:: Written instruction ::
Copy, in full, each line of the material that holds the word "Bangkok".

* BEGIN Records provided *

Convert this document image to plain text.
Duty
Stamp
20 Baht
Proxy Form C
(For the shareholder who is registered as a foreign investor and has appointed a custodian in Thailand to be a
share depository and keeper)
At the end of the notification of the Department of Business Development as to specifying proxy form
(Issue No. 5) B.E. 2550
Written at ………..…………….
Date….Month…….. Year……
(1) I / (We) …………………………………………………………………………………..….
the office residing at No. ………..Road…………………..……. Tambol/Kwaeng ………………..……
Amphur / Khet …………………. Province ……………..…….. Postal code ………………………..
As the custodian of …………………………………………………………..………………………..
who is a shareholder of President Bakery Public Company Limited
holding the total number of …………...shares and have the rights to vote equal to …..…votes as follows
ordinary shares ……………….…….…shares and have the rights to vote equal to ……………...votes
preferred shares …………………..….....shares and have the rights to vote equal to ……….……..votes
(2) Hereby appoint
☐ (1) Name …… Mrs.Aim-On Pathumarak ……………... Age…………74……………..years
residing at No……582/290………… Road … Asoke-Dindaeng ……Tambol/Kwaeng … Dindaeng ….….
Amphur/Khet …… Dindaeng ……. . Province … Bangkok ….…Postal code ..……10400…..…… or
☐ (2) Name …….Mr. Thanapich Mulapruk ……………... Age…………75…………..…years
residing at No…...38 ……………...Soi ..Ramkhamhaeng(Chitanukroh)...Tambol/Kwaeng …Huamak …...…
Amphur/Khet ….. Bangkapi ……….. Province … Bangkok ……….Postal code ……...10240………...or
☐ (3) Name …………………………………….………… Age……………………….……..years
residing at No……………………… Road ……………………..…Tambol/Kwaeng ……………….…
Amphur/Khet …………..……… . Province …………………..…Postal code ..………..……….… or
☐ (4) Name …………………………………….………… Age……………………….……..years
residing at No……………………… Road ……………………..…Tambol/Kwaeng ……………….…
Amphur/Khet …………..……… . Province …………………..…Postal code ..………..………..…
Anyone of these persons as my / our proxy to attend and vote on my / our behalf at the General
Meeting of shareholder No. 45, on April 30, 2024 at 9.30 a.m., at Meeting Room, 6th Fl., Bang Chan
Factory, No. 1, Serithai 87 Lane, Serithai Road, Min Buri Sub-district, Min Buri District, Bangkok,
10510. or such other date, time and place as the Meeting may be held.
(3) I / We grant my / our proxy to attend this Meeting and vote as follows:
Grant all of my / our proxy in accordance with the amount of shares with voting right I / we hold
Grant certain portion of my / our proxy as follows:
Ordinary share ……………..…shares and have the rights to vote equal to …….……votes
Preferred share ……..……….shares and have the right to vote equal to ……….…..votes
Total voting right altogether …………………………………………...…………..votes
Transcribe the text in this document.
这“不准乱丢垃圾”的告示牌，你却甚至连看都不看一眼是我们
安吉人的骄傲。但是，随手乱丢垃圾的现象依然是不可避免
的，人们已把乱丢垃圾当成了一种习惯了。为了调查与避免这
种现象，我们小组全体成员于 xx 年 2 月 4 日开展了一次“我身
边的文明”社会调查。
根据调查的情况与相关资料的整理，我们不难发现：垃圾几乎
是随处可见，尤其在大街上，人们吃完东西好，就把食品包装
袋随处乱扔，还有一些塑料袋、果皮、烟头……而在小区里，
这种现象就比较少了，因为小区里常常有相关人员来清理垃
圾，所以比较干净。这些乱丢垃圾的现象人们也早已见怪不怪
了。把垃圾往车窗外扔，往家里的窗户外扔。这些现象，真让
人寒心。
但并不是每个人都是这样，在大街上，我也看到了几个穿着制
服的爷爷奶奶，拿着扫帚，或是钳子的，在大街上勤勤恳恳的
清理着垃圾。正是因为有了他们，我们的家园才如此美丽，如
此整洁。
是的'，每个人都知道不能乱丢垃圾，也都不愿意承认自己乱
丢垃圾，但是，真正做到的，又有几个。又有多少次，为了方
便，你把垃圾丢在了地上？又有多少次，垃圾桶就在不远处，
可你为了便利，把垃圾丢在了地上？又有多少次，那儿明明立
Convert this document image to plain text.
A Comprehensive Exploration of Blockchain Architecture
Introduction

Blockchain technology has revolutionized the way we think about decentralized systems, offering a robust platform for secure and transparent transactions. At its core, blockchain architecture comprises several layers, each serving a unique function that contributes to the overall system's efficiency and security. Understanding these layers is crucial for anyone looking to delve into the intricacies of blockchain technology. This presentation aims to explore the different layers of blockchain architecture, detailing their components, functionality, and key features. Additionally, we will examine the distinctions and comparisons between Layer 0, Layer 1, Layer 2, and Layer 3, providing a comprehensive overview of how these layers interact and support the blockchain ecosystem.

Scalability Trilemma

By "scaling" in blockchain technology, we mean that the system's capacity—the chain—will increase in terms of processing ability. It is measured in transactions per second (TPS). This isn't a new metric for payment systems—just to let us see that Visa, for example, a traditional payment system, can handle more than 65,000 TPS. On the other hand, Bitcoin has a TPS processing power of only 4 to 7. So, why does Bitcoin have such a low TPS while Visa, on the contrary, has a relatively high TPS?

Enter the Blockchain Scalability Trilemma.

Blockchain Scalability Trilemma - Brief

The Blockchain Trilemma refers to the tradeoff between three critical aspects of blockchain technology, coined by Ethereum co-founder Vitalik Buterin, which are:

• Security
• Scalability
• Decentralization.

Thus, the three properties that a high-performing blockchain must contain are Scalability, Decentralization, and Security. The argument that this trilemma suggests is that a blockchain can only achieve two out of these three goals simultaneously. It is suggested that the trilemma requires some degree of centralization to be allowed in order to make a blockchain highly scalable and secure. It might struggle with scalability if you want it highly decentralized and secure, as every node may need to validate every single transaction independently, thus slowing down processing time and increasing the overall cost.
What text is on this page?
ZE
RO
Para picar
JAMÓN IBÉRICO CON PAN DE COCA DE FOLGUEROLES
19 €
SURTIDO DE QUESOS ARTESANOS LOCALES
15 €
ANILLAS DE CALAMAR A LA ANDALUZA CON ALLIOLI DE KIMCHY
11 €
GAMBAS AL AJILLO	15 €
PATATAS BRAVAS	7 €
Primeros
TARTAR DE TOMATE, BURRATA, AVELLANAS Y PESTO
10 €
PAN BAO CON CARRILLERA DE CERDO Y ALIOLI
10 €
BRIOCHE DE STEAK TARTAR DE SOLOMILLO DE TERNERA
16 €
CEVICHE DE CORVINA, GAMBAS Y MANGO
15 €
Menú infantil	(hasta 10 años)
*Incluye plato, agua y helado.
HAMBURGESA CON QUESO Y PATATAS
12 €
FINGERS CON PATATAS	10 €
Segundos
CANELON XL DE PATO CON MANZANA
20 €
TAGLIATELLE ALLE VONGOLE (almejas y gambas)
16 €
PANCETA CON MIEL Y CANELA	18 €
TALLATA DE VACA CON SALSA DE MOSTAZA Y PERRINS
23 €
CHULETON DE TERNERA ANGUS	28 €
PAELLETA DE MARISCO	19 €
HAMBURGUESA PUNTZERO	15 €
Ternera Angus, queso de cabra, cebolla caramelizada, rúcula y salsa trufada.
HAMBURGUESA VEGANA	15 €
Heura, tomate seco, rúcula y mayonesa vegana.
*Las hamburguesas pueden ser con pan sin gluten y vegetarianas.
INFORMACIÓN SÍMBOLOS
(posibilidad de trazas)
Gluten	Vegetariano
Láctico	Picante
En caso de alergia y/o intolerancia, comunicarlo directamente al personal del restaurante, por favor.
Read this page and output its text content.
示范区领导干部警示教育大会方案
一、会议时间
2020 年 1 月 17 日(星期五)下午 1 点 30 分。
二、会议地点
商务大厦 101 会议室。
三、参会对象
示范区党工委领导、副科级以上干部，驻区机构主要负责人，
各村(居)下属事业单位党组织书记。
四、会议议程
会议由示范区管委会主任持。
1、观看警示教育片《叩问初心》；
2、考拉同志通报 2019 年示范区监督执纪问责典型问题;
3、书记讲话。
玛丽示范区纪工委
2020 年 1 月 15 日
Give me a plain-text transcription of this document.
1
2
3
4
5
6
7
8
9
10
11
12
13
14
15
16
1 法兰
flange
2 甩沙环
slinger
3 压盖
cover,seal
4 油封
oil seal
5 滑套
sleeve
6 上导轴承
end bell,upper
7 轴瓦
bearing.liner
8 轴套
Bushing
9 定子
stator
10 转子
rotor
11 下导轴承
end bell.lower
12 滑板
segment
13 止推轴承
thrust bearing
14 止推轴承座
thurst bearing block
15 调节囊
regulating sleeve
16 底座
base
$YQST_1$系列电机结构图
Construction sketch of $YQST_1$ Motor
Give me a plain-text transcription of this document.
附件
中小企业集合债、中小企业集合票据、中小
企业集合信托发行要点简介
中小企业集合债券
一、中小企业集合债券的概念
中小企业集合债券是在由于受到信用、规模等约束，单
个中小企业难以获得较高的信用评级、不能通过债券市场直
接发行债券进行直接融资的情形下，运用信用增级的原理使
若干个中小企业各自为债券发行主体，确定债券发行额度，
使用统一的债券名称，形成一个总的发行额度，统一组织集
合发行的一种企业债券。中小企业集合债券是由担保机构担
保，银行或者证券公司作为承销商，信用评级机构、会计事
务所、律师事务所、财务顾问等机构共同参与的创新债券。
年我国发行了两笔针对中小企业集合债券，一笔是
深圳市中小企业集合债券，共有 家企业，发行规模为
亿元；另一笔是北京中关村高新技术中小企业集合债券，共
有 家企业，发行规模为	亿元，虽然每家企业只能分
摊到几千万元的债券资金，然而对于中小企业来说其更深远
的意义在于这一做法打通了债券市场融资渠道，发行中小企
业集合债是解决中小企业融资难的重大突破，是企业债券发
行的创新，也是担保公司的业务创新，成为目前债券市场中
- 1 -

* END Records provided *

:: Finished exercise ::
Amphur/Khet …… Dindaeng ……. . Province … Bangkok ….…Postal code ..……10400…..…… or
Amphur/Khet ….. Bangkapi ……….. Province … Bangkok ……….Postal code ……...10240………...or
Factory, No. 1, Serithai 87 Lane, Serithai Road, Min Buri Sub-district, Min Buri District, Bangkok,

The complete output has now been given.